# DATA FOR THE TASK
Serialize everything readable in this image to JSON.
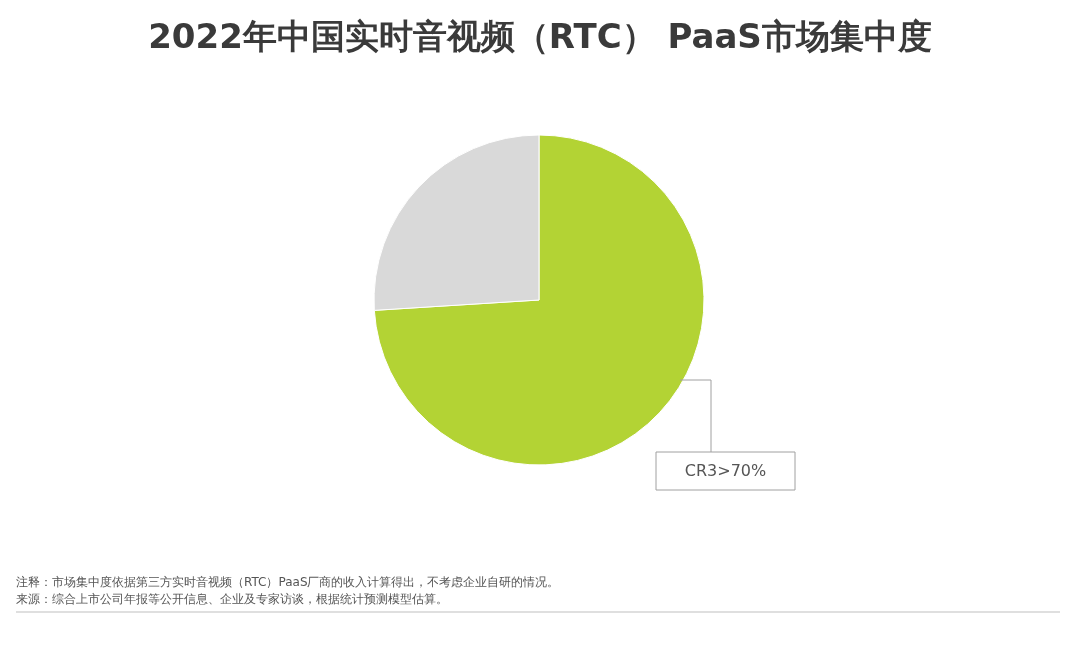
{
  "chart_data": {
    "type": "pie",
    "title": "2022年中国实时音视频（RTC） PaaS市场集中度",
    "categories": [
      null,
      null
    ],
    "values": [
      74,
      26
    ],
    "colors": [
      "#b3d334",
      "#d9d9d9"
    ],
    "annotations": [
      "CR3>70%",
      "注释：市场集中度依据第三方实时音视频（RTC）PaaS厂商的收入计算得出，不考虑企业自研的情况。",
      "来源：综合上市公司年报等公开信息、企业及专家访谈，根据统计预测模型估算。"
    ]
  }
}
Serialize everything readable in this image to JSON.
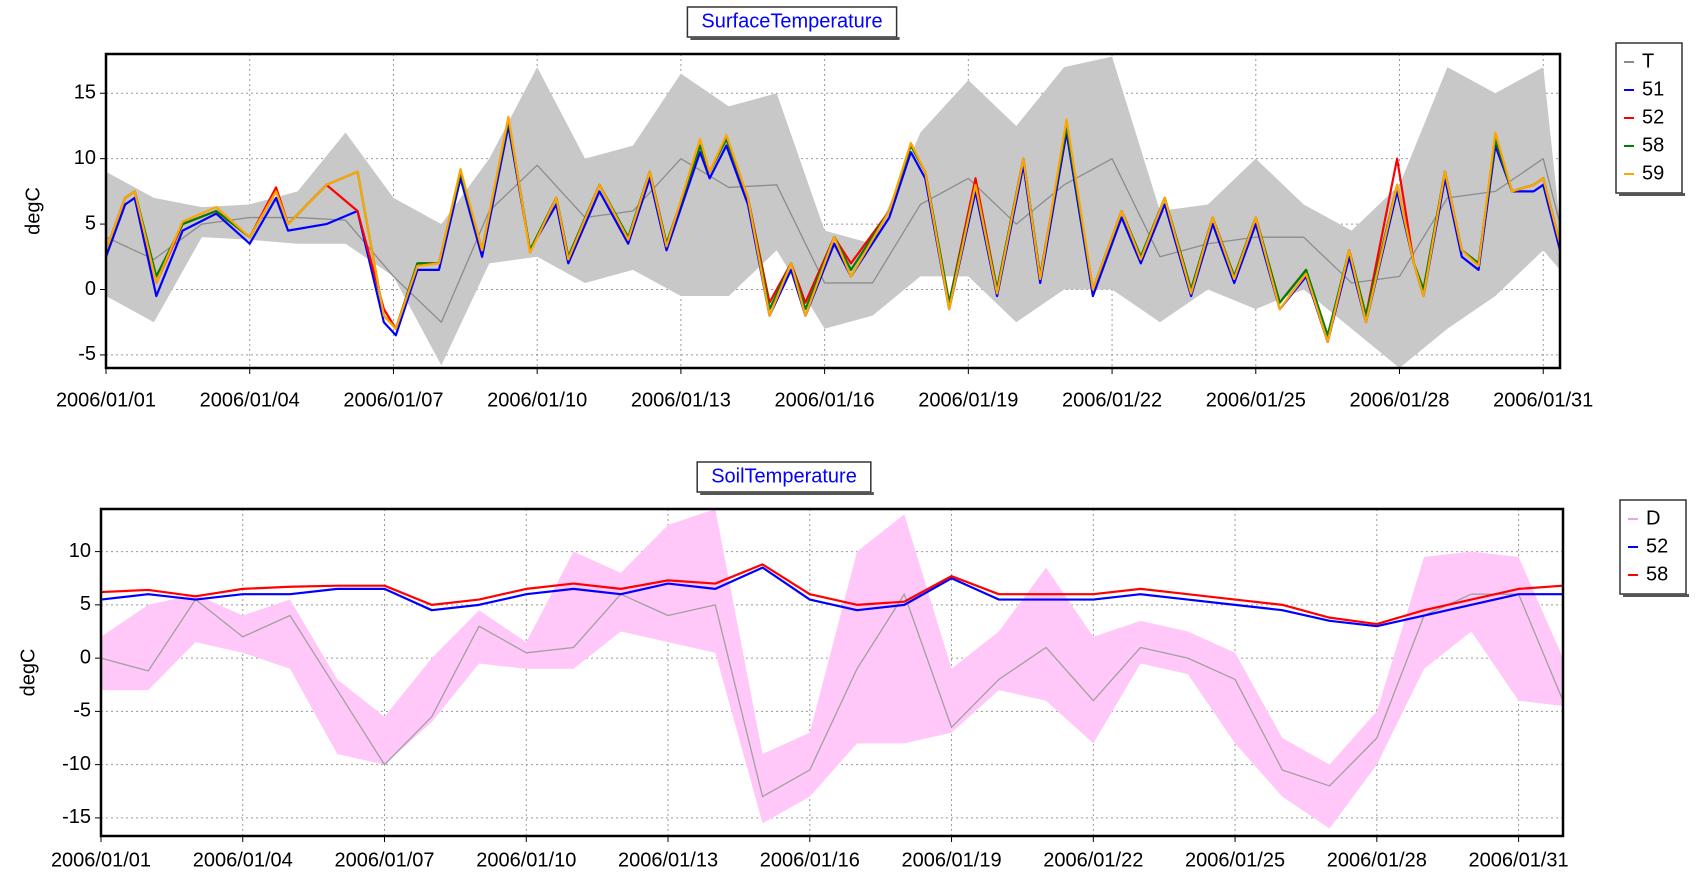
{
  "chart_data": [
    {
      "type": "line",
      "title": "SurfaceTemperature",
      "ylabel": "degC",
      "grid": true,
      "legend": "right",
      "xlim": [
        0,
        30.35
      ],
      "ylim": [
        -6,
        18
      ],
      "xticks": [
        {
          "value": 0,
          "label": "2006/01/01"
        },
        {
          "value": 3,
          "label": "2006/01/04"
        },
        {
          "value": 6,
          "label": "2006/01/07"
        },
        {
          "value": 9,
          "label": "2006/01/10"
        },
        {
          "value": 12,
          "label": "2006/01/13"
        },
        {
          "value": 15,
          "label": "2006/01/16"
        },
        {
          "value": 18,
          "label": "2006/01/19"
        },
        {
          "value": 21,
          "label": "2006/01/22"
        },
        {
          "value": 24,
          "label": "2006/01/25"
        },
        {
          "value": 27,
          "label": "2006/01/28"
        },
        {
          "value": 30,
          "label": "2006/01/31"
        }
      ],
      "yticks": [
        -5,
        0,
        5,
        10,
        15
      ],
      "x": [
        0,
        0.4,
        0.6,
        1.05,
        1.6,
        2.3,
        3,
        3.55,
        3.8,
        4.6,
        5.25,
        5.8,
        6.05,
        6.5,
        6.95,
        7.4,
        7.85,
        8.4,
        8.85,
        9.4,
        9.65,
        10.3,
        10.9,
        11.35,
        11.7,
        12.4,
        12.6,
        12.95,
        13.4,
        13.85,
        14.3,
        14.6,
        15.2,
        15.55,
        16.35,
        16.8,
        17.1,
        17.6,
        18.15,
        18.6,
        19.15,
        19.5,
        20.05,
        20.6,
        21.2,
        21.6,
        22.1,
        22.65,
        23.1,
        23.55,
        24.0,
        24.5,
        25.05,
        25.5,
        25.95,
        26.3,
        26.95,
        27.3,
        27.5,
        27.95,
        28.3,
        28.65,
        29.0,
        29.35,
        29.8,
        30.0,
        30.35
      ],
      "series": [
        {
          "name": "T",
          "color": "#8c8c8c",
          "band_color": "#c8c8c8",
          "x": [
            0,
            1,
            2,
            3,
            4,
            5,
            6,
            7,
            8,
            9,
            10,
            11,
            12,
            13,
            14,
            15,
            16,
            17,
            18,
            19,
            20,
            21,
            22,
            23,
            24,
            25,
            26,
            27,
            28,
            29,
            30,
            30.35
          ],
          "values": [
            4,
            2.3,
            5,
            5.5,
            5.5,
            5.3,
            1,
            -2.5,
            6,
            9.5,
            5.5,
            6,
            10,
            7.8,
            8,
            0.5,
            0.5,
            6.5,
            8.5,
            5,
            8,
            10,
            2.5,
            3.5,
            4,
            4,
            0.5,
            1,
            7,
            7.5,
            10,
            5
          ],
          "lower": [
            -0.5,
            -2.5,
            4,
            3.8,
            3.5,
            3.5,
            1,
            -5.8,
            2,
            2.5,
            0.5,
            1.5,
            -0.5,
            -0.5,
            3,
            -3,
            -2,
            1,
            1,
            -2.5,
            0,
            0,
            -2.5,
            0,
            -1.5,
            0,
            -3,
            -6,
            -3,
            -0.5,
            3,
            1.5
          ],
          "upper": [
            9,
            7,
            6.3,
            6.5,
            7.5,
            12,
            7,
            5,
            10,
            17,
            10,
            11,
            16.5,
            14,
            15,
            4.5,
            3.5,
            12,
            16,
            12.5,
            17,
            17.8,
            6,
            6.5,
            10,
            6.5,
            4.5,
            8,
            17,
            15,
            17,
            5
          ]
        },
        {
          "name": "51",
          "color": "#0000ff",
          "values": [
            2.5,
            6.5,
            7,
            -0.5,
            4.5,
            5.8,
            3.5,
            7,
            4.5,
            5,
            6,
            -2.5,
            -3.5,
            1.5,
            1.5,
            8.5,
            2.5,
            12.5,
            3,
            6.5,
            2,
            7.5,
            3.5,
            8.5,
            3,
            10.5,
            8.5,
            11,
            6.5,
            -2,
            1.5,
            -2,
            3.5,
            1,
            5.5,
            10.5,
            8.5,
            -1.5,
            7.5,
            -0.5,
            9.5,
            0.5,
            12,
            -0.5,
            5.5,
            2,
            6.5,
            -0.5,
            5,
            0.5,
            5,
            -1.5,
            1,
            -4,
            2.5,
            -2.5,
            7.5,
            2,
            -0.5,
            8.5,
            2.5,
            1.5,
            11,
            7.5,
            7.5,
            8,
            3
          ]
        },
        {
          "name": "52",
          "color": "#ff0000",
          "values": [
            3,
            7,
            7.5,
            0.5,
            5,
            6,
            4,
            7.8,
            5,
            8,
            6,
            -1.5,
            -3,
            2,
            2,
            9,
            3,
            13,
            3,
            7,
            2.5,
            8,
            3.8,
            9,
            3.5,
            11,
            9,
            11.5,
            7,
            -1,
            2,
            -1,
            4,
            2,
            6,
            11,
            9,
            -1,
            8.5,
            0,
            10,
            1,
            12.5,
            0,
            6,
            2.5,
            7,
            0,
            5.5,
            1,
            5.5,
            -1,
            1.5,
            -4,
            3,
            -2,
            10,
            2,
            0,
            9,
            3,
            2,
            11.5,
            7.5,
            8,
            8.5,
            3.5
          ]
        },
        {
          "name": "58",
          "color": "#008000",
          "values": [
            3,
            7,
            7.5,
            1,
            5,
            6,
            4,
            7.5,
            5,
            8,
            9,
            -2,
            -3,
            2,
            2,
            9,
            3,
            13,
            3,
            7,
            2.5,
            8,
            4,
            9,
            3.5,
            11,
            9,
            11.5,
            7,
            -1.5,
            2,
            -1.5,
            4,
            1.5,
            6,
            11,
            9,
            -1,
            8,
            0,
            10,
            1,
            12.5,
            0,
            6,
            2.5,
            7,
            0,
            5.5,
            1,
            5.5,
            -1,
            1.5,
            -3.5,
            3,
            -2,
            8,
            2,
            0,
            9,
            3,
            2,
            11.5,
            7.5,
            8,
            8.5,
            3.5
          ]
        },
        {
          "name": "59",
          "color": "#ffa500",
          "values": [
            3,
            7,
            7.5,
            0.5,
            5.2,
            6.3,
            4,
            7.5,
            5,
            8,
            9,
            -2,
            -3,
            1.8,
            2,
            9.2,
            3,
            13.2,
            2.8,
            7,
            2.3,
            8,
            3.8,
            9,
            3.3,
            11.5,
            9,
            11.8,
            7,
            -2,
            2,
            -2,
            4,
            1,
            6,
            11.2,
            9,
            -1.5,
            8,
            -0.3,
            10,
            0.8,
            13,
            0,
            6,
            2.3,
            7,
            -0.3,
            5.5,
            0.8,
            5.5,
            -1.5,
            1.2,
            -4,
            3,
            -2.5,
            8,
            2,
            -0.5,
            9,
            3,
            1.8,
            12,
            7.5,
            8,
            8.5,
            3.5
          ]
        }
      ]
    },
    {
      "type": "line",
      "title": "SoilTemperature",
      "ylabel": "degC",
      "grid": true,
      "legend": "right",
      "xlim": [
        0,
        30.94
      ],
      "ylim": [
        -16.7,
        14
      ],
      "xticks": [
        {
          "value": 0,
          "label": "2006/01/01"
        },
        {
          "value": 3,
          "label": "2006/01/04"
        },
        {
          "value": 6,
          "label": "2006/01/07"
        },
        {
          "value": 9,
          "label": "2006/01/10"
        },
        {
          "value": 12,
          "label": "2006/01/13"
        },
        {
          "value": 15,
          "label": "2006/01/16"
        },
        {
          "value": 18,
          "label": "2006/01/19"
        },
        {
          "value": 21,
          "label": "2006/01/22"
        },
        {
          "value": 24,
          "label": "2006/01/25"
        },
        {
          "value": 27,
          "label": "2006/01/28"
        },
        {
          "value": 30,
          "label": "2006/01/31"
        }
      ],
      "yticks": [
        -15,
        -10,
        -5,
        0,
        5,
        10
      ],
      "x": [
        0,
        1,
        2,
        3,
        4,
        5,
        6,
        7,
        8,
        9,
        10,
        11,
        12,
        13,
        14,
        15,
        16,
        17,
        18,
        19,
        20,
        21,
        22,
        23,
        24,
        25,
        26,
        27,
        28,
        29,
        30,
        30.94
      ],
      "series": [
        {
          "name": "D",
          "color": "#f0a0e8",
          "line_color": "#a0a0a0",
          "band_color": "#ffc8f8",
          "values": [
            0,
            -1.2,
            5.5,
            2,
            4,
            -3,
            -10,
            -5.5,
            3,
            0.5,
            1,
            6,
            4,
            5,
            -13,
            -10.5,
            -1,
            6,
            -6.5,
            -2,
            1,
            -4,
            1,
            0,
            -2,
            -10.5,
            -12,
            -7.5,
            4,
            6,
            6,
            -4
          ],
          "lower": [
            -3,
            -3,
            1.5,
            0.5,
            -1,
            -9,
            -10,
            -6,
            -0.5,
            -1,
            -1,
            2.5,
            1.5,
            0.5,
            -15.5,
            -13,
            -8,
            -8,
            -7,
            -3,
            -4,
            -8,
            -0.5,
            -1.5,
            -8,
            -13,
            -16,
            -10,
            -1,
            2.5,
            -4,
            -4.5
          ],
          "upper": [
            2,
            5,
            6,
            4,
            5.5,
            -2,
            -5.5,
            0,
            4.5,
            1.5,
            10,
            8,
            12.5,
            14,
            -9,
            -7,
            10,
            13.5,
            -1,
            2.5,
            8.5,
            2,
            3.5,
            2.5,
            0.5,
            -7.5,
            -10,
            -5,
            9.5,
            10,
            9.5,
            0
          ]
        },
        {
          "name": "52",
          "color": "#0000ff",
          "values": [
            5.5,
            6,
            5.5,
            6,
            6,
            6.5,
            6.5,
            4.5,
            5,
            6,
            6.5,
            6,
            7,
            6.5,
            8.5,
            5.5,
            4.5,
            5,
            7.5,
            5.5,
            5.5,
            5.5,
            6,
            5.5,
            5,
            4.5,
            3.5,
            3,
            4,
            5,
            6,
            6
          ]
        },
        {
          "name": "58",
          "color": "#ff0000",
          "values": [
            6.2,
            6.4,
            5.8,
            6.5,
            6.7,
            6.8,
            6.8,
            5,
            5.5,
            6.5,
            7,
            6.5,
            7.3,
            7,
            8.8,
            6,
            5,
            5.3,
            7.7,
            6,
            6,
            6,
            6.5,
            6,
            5.5,
            5,
            3.8,
            3.2,
            4.5,
            5.5,
            6.5,
            6.8
          ]
        }
      ]
    }
  ]
}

# TASK BRIEF
Say how many lines in the records hold "name", with the number as the whole reply.

# FULL ANSWER
8